[start]

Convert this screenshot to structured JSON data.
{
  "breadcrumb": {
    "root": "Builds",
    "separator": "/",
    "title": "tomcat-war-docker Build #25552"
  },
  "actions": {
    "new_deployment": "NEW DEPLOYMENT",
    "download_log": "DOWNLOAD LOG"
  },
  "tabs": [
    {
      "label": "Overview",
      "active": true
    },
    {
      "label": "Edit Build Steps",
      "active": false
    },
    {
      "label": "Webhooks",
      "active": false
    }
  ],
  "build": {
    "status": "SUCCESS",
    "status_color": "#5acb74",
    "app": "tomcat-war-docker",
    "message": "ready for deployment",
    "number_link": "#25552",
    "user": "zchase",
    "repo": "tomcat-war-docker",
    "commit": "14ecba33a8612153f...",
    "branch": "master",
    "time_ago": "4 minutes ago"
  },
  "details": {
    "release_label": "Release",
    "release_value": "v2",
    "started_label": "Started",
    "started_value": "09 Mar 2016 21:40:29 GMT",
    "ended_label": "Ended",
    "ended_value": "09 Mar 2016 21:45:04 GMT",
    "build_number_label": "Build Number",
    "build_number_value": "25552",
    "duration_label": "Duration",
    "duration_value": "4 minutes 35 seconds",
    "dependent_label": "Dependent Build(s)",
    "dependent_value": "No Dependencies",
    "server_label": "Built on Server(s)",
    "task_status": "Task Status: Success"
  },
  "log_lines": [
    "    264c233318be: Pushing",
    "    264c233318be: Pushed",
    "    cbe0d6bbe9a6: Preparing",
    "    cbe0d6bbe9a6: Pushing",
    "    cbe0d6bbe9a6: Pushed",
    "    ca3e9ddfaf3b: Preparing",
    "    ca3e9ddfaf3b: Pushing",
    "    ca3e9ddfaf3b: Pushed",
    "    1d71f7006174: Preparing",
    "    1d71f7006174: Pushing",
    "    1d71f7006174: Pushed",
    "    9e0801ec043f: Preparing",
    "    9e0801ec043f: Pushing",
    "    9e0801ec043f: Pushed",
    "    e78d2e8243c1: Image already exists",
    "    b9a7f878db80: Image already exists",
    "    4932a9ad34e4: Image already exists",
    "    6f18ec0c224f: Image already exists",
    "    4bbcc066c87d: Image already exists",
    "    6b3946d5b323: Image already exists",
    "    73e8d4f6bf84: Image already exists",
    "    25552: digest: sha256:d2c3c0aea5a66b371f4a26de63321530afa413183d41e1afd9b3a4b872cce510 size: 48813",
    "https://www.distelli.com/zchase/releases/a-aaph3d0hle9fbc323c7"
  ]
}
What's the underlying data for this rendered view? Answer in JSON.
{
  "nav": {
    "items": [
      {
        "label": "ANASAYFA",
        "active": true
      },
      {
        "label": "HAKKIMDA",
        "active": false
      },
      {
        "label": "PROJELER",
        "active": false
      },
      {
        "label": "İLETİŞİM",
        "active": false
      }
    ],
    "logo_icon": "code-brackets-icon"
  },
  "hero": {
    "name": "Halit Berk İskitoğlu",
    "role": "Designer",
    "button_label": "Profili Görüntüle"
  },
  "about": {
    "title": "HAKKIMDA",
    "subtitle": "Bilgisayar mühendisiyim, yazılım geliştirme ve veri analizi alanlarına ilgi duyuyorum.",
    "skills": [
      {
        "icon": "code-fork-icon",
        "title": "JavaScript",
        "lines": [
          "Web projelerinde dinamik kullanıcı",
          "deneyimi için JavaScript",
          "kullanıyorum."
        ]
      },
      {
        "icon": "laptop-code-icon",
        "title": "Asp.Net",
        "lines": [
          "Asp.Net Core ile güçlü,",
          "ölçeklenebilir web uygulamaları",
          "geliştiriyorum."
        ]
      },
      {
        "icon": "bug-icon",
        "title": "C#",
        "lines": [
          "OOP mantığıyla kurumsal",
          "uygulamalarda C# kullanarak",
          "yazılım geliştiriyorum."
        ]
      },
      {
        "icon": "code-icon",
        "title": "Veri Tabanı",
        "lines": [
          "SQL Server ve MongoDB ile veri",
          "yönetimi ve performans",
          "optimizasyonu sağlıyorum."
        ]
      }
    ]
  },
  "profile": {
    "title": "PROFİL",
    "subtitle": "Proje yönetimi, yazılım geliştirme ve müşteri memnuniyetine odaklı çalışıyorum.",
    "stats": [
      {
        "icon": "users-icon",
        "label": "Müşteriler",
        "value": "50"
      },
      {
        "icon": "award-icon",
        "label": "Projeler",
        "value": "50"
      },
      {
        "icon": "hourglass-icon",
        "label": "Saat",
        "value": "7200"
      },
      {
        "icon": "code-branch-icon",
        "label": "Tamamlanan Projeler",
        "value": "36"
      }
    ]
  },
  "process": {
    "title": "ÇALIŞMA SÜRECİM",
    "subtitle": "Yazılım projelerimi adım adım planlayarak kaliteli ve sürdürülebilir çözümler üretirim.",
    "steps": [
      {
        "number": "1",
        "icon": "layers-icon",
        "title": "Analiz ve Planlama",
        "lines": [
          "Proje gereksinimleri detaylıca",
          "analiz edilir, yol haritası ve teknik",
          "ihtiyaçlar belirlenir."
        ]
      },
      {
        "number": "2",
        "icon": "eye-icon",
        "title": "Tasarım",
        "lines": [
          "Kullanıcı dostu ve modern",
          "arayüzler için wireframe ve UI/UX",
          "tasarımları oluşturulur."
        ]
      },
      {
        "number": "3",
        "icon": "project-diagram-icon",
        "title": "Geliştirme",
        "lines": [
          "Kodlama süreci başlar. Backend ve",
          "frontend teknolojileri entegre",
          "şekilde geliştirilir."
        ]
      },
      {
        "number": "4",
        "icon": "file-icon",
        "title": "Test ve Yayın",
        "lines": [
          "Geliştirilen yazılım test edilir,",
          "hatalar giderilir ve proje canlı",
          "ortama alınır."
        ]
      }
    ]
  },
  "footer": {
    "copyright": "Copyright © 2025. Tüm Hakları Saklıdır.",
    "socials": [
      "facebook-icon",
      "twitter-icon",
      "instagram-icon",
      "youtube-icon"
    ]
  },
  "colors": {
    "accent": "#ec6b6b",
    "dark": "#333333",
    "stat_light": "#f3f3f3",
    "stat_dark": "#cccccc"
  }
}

[end]

_Given instruction_
Of the lines in this listing, report how many contain the string "docker", and give the number only.

_Task output_
3